TASK BRIEF
Write out the whole listing again, exactly as given.

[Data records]
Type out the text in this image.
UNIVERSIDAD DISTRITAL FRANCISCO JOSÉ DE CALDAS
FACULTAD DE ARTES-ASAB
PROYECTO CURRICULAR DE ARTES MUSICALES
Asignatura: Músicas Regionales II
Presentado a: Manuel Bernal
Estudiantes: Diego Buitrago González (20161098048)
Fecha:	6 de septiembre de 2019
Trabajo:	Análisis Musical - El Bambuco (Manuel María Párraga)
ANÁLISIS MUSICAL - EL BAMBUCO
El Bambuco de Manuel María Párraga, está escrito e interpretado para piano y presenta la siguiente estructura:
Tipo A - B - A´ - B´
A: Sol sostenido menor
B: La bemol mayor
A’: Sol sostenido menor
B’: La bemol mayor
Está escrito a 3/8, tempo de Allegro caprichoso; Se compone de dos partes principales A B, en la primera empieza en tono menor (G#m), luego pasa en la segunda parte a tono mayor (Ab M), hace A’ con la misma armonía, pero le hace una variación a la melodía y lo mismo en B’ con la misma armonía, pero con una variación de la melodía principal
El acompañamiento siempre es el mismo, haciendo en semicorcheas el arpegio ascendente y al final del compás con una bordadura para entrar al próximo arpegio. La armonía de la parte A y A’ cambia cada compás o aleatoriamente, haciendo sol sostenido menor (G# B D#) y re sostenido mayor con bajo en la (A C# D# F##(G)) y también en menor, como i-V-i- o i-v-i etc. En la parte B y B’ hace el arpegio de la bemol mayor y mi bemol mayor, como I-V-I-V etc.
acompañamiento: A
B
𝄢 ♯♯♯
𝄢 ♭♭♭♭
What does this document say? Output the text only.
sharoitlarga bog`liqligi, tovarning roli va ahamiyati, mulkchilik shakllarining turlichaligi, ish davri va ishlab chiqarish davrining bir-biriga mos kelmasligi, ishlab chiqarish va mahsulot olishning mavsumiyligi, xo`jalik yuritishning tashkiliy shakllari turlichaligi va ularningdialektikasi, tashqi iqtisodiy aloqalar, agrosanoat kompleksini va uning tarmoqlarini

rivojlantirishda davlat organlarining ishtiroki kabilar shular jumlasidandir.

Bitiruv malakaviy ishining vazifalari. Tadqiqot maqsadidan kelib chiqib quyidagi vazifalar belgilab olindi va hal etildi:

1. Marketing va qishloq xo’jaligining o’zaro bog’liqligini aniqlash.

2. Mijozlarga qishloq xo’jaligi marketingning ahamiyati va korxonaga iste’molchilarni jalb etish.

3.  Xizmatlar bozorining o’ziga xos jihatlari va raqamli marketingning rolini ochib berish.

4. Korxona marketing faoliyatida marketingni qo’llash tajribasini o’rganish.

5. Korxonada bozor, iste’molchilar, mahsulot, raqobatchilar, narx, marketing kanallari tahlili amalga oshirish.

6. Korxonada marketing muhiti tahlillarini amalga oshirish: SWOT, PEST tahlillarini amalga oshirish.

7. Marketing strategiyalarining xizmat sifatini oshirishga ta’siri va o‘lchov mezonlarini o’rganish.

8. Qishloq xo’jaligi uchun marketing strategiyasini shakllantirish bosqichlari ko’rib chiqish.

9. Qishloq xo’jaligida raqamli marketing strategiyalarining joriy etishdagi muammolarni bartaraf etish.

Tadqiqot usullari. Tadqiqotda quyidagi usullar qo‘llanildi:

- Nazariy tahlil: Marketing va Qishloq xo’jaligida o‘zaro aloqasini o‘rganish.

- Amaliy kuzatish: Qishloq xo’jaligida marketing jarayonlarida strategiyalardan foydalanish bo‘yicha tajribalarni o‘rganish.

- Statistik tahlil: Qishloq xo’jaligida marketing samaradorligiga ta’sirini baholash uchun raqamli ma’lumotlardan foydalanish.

REPLY
Type out the text in this image.
UNIVERSIDAD DISTRITAL FRANCISCO JOSÉ DE CALDAS
FACULTAD DE ARTES-ASAB
PROYECTO CURRICULAR DE ARTES MUSICALES
Asignatura: Músicas Regionales II
Presentado a: Manuel Bernal
Estudiantes: Diego Buitrago González (20161098048)
Fecha:	6 de septiembre de 2019
Trabajo:	Análisis Musical - El Bambuco (Manuel María Párraga)
ANÁLISIS MUSICAL - EL BAMBUCO
El Bambuco de Manuel María Párraga, está escrito e interpretado para piano y presenta la siguiente estructura:
Tipo A - B - A´ - B´
A: Sol sostenido menor
B: La bemol mayor
A’: Sol sostenido menor
B’: La bemol mayor
Está escrito a 3/8, tempo de Allegro caprichoso; Se compone de dos partes principales A B, en la primera empieza en tono menor (G#m), luego pasa en la segunda parte a tono mayor (Ab M), hace A’ con la misma armonía, pero le hace una variación a la melodía y lo mismo en B’ con la misma armonía, pero con una variación de la melodía principal
El acompañamiento siempre es el mismo, haciendo en semicorcheas el arpegio ascendente y al final del compás con una bordadura para entrar al próximo arpegio. La armonía de la parte A y A’ cambia cada compás o aleatoriamente, haciendo sol sostenido menor (G# B D#) y re sostenido mayor con bajo en la (A C# D# F##(G)) y también en menor, como i-V-i- o i-v-i etc. En la parte B y B’ hace el arpegio de la bemol mayor y mi bemol mayor, como I-V-I-V etc.
acompañamiento: A
B
𝄢 ♯♯♯
𝄢 ♭♭♭♭
What does this document say? Output the text only.
sharoitlarga bog`liqligi, tovarning roli va ahamiyati, mulkchilik shakllarining turlichaligi, ish davri va ishlab chiqarish davrining bir-biriga mos kelmasligi, ishlab chiqarish va mahsulot olishning mavsumiyligi, xo`jalik yuritishning tashkiliy shakllari turlichaligi va ularningdialektikasi, tashqi iqtisodiy aloqalar, agrosanoat kompleksini va uning tarmoqlarini

rivojlantirishda davlat organlarining ishtiroki kabilar shular jumlasidandir.

Bitiruv malakaviy ishining vazifalari. Tadqiqot maqsadidan kelib chiqib quyidagi vazifalar belgilab olindi va hal etildi:

1. Marketing va qishloq xo’jaligining o’zaro bog’liqligini aniqlash.

2. Mijozlarga qishloq xo’jaligi marketingning ahamiyati va korxonaga iste’molchilarni jalb etish.

3.  Xizmatlar bozorining o’ziga xos jihatlari va raqamli marketingning rolini ochib berish.

4. Korxona marketing faoliyatida marketingni qo’llash tajribasini o’rganish.

5. Korxonada bozor, iste’molchilar, mahsulot, raqobatchilar, narx, marketing kanallari tahlili amalga oshirish.

6. Korxonada marketing muhiti tahlillarini amalga oshirish: SWOT, PEST tahlillarini amalga oshirish.

7. Marketing strategiyalarining xizmat sifatini oshirishga ta’siri va o‘lchov mezonlarini o’rganish.

8. Qishloq xo’jaligi uchun marketing strategiyasini shakllantirish bosqichlari ko’rib chiqish.

9. Qishloq xo’jaligida raqamli marketing strategiyalarining joriy etishdagi muammolarni bartaraf etish.

Tadqiqot usullari. Tadqiqotda quyidagi usullar qo‘llanildi:

- Nazariy tahlil: Marketing va Qishloq xo’jaligida o‘zaro aloqasini o‘rganish.

- Amaliy kuzatish: Qishloq xo’jaligida marketing jarayonlarida strategiyalardan foydalanish bo‘yicha tajribalarni o‘rganish.

- Statistik tahlil: Qishloq xo’jaligida marketing samaradorligiga ta’sirini baholash uchun raqamli ma’lumotlardan foydalanish.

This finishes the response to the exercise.